## ИСТОЧНИК
____________

Его обстоятельная эксцентричность — из Шотландии.
Внешне это был функционер: пенсне, бородка, зонтик, котелок.
Самовлюбленный, жестокий, одержимый, он не желал слышать ничего, что не соответствовало бы его собственной догме, и впадал в неистовство, когда что-то его отвлекало. Самовлюбленный — потому что думал только о своей музыке. Жестокий — потому что защищал свою музыку. Одержимый — потому что непрестанно шлифовал свою музыку. А музыка его была нежной. Значит, и он был таким же, только по-своему.
Несколько лет подряд Эрик Сати{4} приходил по утрам в дом номер 10 по улице Анжу и садился у меня в комнате. Он оставался в пальто (на котором не потерпел бы ни малейшего пятнышка), в перчатках и шляпе, надвинутой до самого пенсне, с зонтиком в руке. Свободной рукой он прикрывал рот, кривившийся, когда он говорил или смеялся. Сати приходил пешком из Аркёя. Он жил там в маленькой комнатушке, где после его смерти под толстым слоем пыли обнаружили письма всех его друзей. Ни одно не было распечатано.

____________

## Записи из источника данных
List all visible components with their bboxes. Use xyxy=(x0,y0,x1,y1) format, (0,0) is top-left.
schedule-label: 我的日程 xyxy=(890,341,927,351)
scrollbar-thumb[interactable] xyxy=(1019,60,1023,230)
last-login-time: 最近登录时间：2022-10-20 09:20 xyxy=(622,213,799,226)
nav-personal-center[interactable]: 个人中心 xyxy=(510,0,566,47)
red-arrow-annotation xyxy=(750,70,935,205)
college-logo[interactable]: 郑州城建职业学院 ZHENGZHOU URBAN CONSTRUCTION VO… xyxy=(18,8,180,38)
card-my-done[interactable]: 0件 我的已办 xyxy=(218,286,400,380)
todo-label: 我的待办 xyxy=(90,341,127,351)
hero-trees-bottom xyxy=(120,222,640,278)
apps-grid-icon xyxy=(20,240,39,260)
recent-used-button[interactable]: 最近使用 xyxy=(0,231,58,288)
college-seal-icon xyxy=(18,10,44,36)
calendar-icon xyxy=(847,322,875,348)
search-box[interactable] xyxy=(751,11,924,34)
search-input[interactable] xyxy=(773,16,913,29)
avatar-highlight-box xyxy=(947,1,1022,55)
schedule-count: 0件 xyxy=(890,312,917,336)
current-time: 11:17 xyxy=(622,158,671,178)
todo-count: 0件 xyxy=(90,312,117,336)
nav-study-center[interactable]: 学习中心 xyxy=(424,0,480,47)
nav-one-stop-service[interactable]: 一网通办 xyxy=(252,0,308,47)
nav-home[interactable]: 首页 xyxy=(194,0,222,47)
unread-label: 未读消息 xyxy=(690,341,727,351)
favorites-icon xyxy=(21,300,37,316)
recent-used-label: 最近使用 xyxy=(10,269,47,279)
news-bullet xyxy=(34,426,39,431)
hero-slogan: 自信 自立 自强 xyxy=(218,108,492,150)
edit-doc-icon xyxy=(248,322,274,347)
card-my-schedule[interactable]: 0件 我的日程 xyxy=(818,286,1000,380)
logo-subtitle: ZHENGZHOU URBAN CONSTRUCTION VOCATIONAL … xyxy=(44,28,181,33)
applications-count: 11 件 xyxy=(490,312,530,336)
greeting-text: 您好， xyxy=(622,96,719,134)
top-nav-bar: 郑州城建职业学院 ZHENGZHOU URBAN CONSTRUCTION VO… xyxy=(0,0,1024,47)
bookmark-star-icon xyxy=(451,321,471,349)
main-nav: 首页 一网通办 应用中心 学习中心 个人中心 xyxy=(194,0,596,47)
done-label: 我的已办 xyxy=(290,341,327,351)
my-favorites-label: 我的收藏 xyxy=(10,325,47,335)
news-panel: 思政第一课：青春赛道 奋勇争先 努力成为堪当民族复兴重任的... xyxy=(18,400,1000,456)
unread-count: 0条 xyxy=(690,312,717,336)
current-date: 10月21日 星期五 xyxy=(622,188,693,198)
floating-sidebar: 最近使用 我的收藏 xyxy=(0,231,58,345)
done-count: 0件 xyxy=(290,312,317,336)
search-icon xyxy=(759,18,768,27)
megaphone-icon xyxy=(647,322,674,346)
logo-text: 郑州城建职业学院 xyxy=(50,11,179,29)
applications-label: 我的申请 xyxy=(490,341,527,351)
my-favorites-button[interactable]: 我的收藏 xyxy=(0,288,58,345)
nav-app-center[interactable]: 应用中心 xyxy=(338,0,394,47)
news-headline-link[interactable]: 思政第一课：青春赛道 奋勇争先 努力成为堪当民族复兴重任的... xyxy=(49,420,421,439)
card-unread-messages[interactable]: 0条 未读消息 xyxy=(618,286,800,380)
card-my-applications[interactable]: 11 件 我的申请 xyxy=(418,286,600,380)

____________

## ЧТО СДЕЛАТЬ
1. Что, согласно отрывку об Эрике Сати, обнаружили в его комнате в Аркёе после его смерти?
2. Продолжите отрывок об Эрике Сати, начав сразу после его последнего предложения.

## ОТВЕТЫ К ЗАДАНИЯМ
1. Письма всех его друзей под толстым слоем пыли, и ни одно из них не было распечатано.

2.
Он скреб себя пемзой. Водой не пользовался вообще.
В эпоху, когда музыка лилась волнами, Сати, опасаясь деспотизма Дебюсси, но восхищаясь его гением (они дружили и ссорились до самого конца), отвернулся от его школы и ушел в Schola Cantorum, где превратился в чудаковатого Сократа, каким мы его и узнали.
В этой школе он себя скоблил, гнул, точил и выковал себе жерло, через которое, прямо из источника, могла свободно изливаться его дивная творческая сила.
Почувствовав себя свободным, он стал сам над собой смеяться; он дразнил Равеля и от застенчивости придумывал чудным произведениям, исполняемым Рикардо Виньесом{5}, комические названия, способные отпугнуть толпу невежд.
Вот какой он был. Конечно, для нас куда приятней было бы плавать в волнах Вагнера и Дебюсси. Но нам нужен был режим, каким бы невразумительным он ни казался. Каждая новая эпоха отрицает красоту. Поэтому в «Петухе и Арлекине» я отрицаю «Весну священную». Но всех нас превзошел в отрицании себя сам Стравинский.
Эрик Сати был моим школьным учителем. Радиге — экзаменатором. Общение с ними помогало мне увидеть собственные ошибки, хотя они ни единым словом меня не поучали. И если даже я не мог исправить эти ошибки, то по крайней мере знал их.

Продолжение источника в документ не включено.